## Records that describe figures
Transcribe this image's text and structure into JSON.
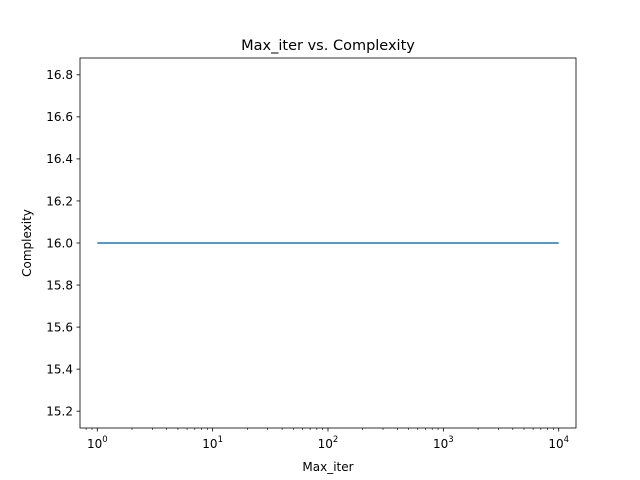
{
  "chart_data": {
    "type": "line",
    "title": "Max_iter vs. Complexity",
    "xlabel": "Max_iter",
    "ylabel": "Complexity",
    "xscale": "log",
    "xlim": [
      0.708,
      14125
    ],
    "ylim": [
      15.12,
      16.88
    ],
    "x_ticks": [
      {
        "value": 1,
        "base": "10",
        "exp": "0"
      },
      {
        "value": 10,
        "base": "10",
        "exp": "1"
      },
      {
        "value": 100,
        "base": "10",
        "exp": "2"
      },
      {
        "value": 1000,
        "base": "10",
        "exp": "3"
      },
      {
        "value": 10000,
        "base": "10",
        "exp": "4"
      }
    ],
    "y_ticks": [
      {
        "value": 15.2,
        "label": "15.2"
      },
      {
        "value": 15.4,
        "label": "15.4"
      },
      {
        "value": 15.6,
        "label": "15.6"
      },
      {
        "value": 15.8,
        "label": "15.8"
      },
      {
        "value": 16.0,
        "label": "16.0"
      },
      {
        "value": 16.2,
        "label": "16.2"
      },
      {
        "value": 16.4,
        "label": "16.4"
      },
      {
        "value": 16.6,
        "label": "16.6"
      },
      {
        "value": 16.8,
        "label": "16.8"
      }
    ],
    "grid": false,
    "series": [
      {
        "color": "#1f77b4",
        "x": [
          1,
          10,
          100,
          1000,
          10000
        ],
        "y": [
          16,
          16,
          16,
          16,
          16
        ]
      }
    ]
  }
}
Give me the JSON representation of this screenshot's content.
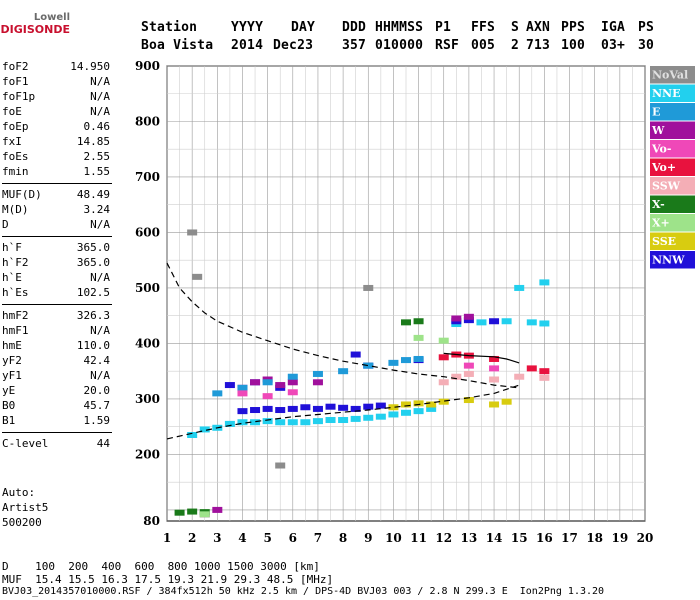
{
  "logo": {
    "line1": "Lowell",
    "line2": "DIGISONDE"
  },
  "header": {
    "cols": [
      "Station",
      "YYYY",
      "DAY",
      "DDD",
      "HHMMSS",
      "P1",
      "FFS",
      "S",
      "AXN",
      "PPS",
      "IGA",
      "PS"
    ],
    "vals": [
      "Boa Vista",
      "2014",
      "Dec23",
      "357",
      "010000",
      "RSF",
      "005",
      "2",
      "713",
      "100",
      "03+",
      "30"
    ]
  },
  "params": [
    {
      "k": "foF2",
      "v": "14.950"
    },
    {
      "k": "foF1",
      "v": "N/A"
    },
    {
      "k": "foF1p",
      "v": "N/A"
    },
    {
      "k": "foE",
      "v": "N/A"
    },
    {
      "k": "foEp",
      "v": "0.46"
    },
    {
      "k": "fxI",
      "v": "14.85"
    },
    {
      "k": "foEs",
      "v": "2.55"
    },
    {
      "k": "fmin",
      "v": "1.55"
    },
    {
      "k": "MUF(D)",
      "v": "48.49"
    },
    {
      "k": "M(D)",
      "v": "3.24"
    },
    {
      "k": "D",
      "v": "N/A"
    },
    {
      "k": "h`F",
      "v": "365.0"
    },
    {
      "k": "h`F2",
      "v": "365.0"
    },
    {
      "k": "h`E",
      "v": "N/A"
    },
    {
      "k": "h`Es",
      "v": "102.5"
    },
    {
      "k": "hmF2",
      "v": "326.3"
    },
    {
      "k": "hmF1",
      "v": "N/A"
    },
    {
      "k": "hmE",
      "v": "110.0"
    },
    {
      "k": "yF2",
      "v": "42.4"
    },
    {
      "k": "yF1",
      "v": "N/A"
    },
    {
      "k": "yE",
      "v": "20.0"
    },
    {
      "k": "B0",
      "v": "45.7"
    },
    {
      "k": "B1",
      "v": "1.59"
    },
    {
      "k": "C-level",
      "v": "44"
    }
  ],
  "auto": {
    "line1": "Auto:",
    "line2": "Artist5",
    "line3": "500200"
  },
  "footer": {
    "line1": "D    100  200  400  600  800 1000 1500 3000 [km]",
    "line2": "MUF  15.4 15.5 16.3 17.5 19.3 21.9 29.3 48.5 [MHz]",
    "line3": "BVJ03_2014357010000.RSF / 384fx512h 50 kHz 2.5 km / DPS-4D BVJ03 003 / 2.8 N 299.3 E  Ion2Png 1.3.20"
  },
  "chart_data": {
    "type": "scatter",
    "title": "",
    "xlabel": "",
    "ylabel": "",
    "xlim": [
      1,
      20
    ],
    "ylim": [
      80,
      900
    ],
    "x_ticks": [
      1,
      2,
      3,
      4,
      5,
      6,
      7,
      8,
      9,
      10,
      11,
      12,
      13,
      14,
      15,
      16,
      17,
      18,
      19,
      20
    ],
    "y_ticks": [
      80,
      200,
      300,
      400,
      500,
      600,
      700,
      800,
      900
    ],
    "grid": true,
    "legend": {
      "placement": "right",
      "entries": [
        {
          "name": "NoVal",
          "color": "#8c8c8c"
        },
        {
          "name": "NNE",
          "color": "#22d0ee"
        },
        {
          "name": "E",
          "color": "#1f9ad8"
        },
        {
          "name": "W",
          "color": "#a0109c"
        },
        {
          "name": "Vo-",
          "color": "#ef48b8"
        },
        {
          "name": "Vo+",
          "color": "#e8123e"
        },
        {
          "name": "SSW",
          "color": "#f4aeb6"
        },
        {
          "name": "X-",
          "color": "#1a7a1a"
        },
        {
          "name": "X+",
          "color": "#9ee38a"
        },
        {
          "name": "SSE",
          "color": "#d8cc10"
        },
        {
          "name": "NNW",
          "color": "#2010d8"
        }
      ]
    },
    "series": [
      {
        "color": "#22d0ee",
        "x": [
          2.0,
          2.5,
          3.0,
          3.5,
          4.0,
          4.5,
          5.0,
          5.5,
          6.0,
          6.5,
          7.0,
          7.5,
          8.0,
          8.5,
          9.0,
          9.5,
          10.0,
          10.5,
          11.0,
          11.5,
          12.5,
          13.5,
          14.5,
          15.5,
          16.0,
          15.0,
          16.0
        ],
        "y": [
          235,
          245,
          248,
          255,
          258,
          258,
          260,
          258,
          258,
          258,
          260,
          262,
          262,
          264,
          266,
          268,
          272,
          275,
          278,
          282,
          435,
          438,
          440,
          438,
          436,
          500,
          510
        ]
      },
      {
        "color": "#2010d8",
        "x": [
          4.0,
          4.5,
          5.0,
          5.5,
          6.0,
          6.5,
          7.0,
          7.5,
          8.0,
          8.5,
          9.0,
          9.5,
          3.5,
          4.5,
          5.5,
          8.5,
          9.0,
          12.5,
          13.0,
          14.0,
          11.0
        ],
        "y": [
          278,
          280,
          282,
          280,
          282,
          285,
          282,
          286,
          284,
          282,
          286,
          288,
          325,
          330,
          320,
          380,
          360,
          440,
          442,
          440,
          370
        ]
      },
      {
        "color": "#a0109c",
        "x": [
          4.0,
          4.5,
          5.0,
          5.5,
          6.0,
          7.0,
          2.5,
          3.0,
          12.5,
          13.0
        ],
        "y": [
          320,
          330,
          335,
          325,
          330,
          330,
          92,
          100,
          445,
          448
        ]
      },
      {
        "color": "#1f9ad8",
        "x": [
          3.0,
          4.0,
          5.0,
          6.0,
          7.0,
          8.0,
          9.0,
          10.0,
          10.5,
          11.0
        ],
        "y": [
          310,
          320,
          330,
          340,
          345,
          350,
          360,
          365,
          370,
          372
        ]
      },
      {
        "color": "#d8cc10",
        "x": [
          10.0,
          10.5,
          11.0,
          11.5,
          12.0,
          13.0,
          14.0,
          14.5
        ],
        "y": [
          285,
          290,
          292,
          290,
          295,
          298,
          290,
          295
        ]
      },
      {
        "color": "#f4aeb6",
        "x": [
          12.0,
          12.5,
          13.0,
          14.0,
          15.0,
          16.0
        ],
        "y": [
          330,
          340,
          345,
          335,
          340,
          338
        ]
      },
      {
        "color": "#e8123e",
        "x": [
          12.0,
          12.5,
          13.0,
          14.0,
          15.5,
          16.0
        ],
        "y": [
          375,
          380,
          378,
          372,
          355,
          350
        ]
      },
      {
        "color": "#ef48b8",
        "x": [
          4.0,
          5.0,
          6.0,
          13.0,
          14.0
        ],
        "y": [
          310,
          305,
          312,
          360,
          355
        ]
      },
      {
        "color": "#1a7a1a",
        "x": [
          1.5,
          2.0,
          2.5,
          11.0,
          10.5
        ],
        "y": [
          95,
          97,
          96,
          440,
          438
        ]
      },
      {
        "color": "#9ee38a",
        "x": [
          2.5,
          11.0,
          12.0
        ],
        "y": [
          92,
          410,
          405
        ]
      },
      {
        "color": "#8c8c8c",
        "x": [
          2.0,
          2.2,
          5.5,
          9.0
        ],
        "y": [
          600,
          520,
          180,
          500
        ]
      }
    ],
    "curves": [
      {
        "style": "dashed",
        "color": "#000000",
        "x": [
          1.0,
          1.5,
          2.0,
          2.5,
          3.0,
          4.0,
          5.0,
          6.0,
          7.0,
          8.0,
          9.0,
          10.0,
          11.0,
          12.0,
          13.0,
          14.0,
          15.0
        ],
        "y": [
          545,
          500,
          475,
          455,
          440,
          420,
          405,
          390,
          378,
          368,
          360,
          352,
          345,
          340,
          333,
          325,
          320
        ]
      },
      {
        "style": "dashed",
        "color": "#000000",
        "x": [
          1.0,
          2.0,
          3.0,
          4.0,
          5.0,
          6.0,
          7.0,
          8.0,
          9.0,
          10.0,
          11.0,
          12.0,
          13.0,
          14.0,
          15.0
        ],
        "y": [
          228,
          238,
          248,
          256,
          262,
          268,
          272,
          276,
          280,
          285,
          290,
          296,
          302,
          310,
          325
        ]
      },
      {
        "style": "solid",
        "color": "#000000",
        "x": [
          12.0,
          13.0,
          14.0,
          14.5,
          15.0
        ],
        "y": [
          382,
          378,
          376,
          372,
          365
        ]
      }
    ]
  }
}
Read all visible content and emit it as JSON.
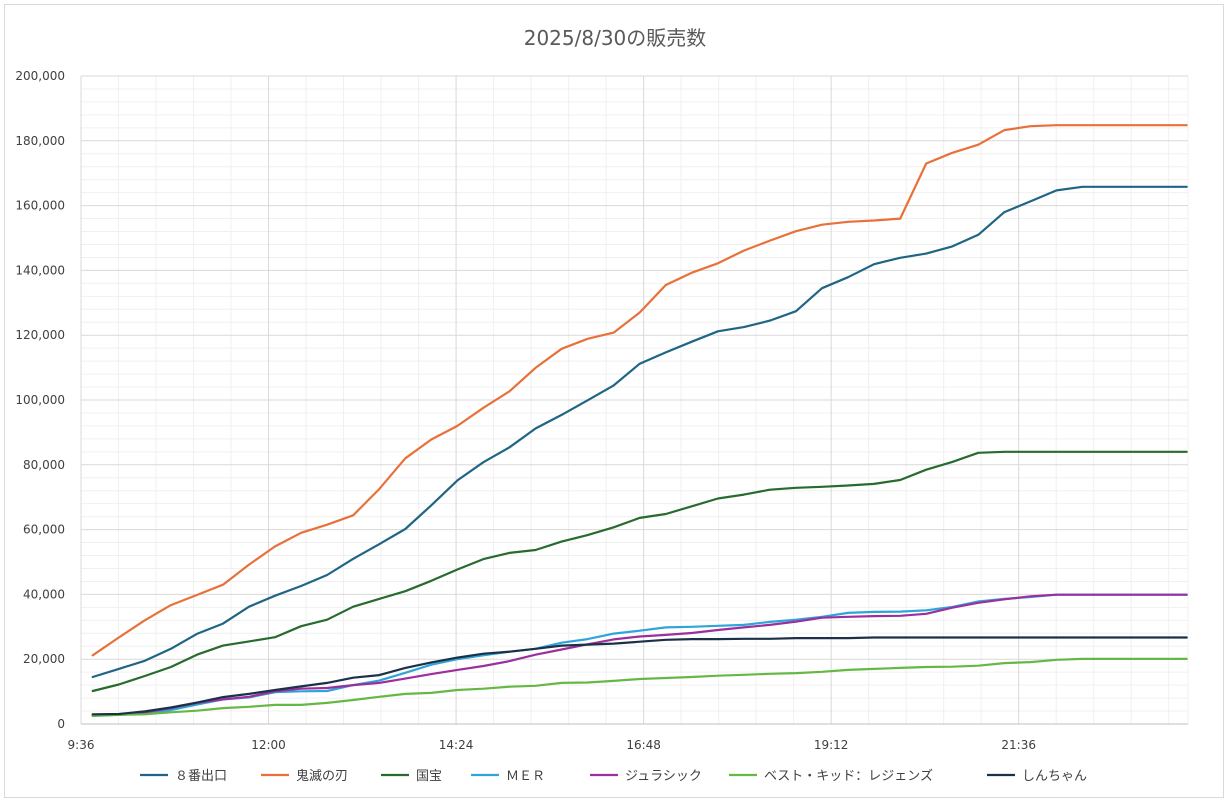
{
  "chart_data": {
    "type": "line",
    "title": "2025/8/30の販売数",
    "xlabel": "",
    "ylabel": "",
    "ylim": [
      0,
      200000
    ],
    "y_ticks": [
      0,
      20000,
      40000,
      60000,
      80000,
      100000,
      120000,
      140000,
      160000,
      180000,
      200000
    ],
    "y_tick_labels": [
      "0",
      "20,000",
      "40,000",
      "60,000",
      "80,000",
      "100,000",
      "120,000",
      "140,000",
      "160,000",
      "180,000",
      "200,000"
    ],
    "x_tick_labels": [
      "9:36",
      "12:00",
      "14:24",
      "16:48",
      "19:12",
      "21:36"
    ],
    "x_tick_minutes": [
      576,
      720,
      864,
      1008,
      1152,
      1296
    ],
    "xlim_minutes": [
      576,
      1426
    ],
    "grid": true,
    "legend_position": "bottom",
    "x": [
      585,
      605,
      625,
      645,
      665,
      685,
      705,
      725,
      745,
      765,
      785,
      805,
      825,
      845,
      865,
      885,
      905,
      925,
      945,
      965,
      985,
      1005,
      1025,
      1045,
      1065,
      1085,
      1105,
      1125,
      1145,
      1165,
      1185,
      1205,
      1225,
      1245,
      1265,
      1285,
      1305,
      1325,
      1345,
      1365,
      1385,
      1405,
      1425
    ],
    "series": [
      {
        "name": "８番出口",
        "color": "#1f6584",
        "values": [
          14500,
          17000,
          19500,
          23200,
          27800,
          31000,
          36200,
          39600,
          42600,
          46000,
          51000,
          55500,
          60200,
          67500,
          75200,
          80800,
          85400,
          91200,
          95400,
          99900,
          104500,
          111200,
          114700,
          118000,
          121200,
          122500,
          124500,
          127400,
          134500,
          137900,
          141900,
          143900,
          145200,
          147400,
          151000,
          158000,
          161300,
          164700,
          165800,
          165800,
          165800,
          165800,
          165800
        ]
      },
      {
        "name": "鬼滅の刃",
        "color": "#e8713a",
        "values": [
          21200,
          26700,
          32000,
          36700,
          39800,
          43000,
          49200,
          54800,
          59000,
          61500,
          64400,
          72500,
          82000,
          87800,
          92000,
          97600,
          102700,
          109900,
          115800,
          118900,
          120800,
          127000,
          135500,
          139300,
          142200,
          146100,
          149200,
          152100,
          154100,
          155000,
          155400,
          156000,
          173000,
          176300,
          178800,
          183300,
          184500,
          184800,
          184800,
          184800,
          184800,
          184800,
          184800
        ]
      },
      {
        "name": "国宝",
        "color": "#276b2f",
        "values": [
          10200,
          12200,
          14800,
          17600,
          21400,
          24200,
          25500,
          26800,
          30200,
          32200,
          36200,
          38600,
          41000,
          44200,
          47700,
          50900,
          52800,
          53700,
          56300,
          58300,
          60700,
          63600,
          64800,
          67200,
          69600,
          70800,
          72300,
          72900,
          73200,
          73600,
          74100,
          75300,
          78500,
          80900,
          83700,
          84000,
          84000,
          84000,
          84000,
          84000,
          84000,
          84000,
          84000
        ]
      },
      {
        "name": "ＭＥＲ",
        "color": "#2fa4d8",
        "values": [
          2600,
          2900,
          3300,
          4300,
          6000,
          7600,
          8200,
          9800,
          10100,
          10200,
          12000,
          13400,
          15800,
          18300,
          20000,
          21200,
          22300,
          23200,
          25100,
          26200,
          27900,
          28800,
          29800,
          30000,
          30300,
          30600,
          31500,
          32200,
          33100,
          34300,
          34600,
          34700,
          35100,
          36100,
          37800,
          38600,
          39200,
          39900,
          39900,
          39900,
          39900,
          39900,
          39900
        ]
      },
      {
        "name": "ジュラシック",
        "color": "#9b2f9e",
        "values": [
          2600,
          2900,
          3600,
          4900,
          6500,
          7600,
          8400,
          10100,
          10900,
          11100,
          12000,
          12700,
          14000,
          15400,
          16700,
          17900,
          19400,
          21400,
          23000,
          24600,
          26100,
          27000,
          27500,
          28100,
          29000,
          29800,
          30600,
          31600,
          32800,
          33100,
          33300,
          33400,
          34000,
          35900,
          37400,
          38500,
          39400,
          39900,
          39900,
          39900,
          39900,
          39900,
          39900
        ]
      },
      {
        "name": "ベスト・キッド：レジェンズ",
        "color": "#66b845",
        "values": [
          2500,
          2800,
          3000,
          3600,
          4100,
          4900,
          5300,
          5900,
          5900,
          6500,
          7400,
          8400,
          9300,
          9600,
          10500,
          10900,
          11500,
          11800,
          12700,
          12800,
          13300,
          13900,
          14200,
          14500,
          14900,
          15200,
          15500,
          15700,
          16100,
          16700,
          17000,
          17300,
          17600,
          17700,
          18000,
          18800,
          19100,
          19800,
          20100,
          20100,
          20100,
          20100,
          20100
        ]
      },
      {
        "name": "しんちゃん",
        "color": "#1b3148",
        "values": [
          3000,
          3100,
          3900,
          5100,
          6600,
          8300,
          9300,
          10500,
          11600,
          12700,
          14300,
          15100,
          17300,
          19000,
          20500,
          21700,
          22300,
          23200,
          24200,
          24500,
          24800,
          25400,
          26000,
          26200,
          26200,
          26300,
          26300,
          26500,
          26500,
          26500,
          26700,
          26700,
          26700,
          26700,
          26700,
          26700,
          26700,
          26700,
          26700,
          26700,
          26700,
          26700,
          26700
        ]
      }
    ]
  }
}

## TASK DIRECTIONS
Using the material above, report each line where "content" occurs.

## FULL ANSWER
Give me the JSON representation of this screenshot's content.
Read all visible content and emit it as JSON.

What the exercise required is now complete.